## DO THIS
Examine the material below. Gather every line in which the string "TRƯỜNG" appears.

## start SOURCE MATERIAL

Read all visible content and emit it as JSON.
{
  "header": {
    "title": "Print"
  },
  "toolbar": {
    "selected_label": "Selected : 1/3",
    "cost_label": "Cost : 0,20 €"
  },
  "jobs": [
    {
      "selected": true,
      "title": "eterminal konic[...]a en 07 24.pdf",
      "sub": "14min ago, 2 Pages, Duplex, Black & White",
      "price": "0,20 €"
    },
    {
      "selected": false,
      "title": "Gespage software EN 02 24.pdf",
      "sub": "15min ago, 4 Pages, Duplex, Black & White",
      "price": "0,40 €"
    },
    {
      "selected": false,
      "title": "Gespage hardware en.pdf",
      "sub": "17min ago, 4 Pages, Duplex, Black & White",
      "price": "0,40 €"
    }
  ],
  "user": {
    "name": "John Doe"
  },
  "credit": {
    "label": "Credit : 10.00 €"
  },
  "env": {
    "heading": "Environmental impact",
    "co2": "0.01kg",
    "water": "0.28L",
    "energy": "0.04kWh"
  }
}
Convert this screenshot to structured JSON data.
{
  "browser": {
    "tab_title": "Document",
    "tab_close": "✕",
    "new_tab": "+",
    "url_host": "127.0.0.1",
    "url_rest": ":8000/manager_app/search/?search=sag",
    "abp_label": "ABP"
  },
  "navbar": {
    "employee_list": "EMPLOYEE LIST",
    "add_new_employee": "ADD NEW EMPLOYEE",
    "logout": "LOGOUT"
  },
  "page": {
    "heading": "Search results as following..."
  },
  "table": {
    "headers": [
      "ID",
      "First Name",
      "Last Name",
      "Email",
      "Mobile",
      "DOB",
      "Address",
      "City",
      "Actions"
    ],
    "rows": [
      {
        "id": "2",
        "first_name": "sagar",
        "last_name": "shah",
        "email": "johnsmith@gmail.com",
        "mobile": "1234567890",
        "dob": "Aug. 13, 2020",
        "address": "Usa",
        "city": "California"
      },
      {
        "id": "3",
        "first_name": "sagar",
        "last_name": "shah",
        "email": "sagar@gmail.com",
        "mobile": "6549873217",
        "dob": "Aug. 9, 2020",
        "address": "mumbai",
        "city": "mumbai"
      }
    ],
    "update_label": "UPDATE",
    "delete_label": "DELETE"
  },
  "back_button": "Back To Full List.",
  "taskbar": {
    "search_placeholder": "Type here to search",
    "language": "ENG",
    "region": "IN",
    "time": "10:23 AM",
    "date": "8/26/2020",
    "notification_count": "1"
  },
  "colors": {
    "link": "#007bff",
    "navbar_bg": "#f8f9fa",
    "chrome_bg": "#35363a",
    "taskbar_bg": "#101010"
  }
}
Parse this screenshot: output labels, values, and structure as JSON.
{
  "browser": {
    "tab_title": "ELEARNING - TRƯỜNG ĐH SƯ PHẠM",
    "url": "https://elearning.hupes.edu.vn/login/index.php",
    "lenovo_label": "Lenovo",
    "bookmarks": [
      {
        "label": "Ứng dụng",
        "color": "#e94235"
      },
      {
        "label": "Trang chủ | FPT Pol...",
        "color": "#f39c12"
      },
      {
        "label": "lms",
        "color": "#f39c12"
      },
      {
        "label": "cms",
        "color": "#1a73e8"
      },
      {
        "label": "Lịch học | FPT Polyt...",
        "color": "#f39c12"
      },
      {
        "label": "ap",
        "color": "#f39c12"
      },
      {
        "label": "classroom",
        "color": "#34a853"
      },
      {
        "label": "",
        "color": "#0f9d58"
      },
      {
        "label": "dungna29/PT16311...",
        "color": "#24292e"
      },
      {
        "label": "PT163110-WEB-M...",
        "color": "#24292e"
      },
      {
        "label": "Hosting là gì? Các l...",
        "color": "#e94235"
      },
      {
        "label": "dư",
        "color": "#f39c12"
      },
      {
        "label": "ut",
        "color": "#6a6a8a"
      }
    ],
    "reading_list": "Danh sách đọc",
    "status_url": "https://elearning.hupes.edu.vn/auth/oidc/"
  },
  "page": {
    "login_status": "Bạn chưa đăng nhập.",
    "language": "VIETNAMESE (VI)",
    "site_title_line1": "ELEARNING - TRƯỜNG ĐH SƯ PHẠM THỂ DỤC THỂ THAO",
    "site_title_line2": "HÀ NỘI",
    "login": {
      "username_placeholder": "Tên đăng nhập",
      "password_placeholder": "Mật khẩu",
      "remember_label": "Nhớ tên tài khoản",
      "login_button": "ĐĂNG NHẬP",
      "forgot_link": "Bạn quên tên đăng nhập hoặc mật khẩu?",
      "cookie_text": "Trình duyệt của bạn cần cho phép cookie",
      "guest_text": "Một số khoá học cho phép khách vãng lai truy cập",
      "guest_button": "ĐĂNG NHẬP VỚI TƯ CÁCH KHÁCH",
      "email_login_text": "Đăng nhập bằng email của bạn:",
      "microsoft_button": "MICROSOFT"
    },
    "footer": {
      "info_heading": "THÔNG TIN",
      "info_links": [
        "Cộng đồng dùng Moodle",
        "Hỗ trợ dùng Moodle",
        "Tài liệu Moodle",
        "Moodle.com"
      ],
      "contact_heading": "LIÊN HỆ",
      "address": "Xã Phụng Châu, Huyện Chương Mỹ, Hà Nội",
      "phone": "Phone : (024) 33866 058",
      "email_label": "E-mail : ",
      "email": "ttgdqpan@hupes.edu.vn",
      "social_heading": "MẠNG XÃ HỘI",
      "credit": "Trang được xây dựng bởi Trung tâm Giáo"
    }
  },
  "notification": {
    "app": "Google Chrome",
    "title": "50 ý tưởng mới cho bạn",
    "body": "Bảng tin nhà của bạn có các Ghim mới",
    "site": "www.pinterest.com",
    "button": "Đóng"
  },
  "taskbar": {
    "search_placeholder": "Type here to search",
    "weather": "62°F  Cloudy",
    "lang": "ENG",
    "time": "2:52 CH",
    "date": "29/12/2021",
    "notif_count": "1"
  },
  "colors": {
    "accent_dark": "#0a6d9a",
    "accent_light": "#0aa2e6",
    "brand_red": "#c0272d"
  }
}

## end SOURCE MATERIAL

## CORRECT ANSWER
    "tab_title": "ELEARNING - TRƯỜNG ĐH SƯ PHẠM",
    "site_title_line1": "ELEARNING - TRƯỜNG ĐH SƯ PHẠM THỂ DỤC THỂ THAO",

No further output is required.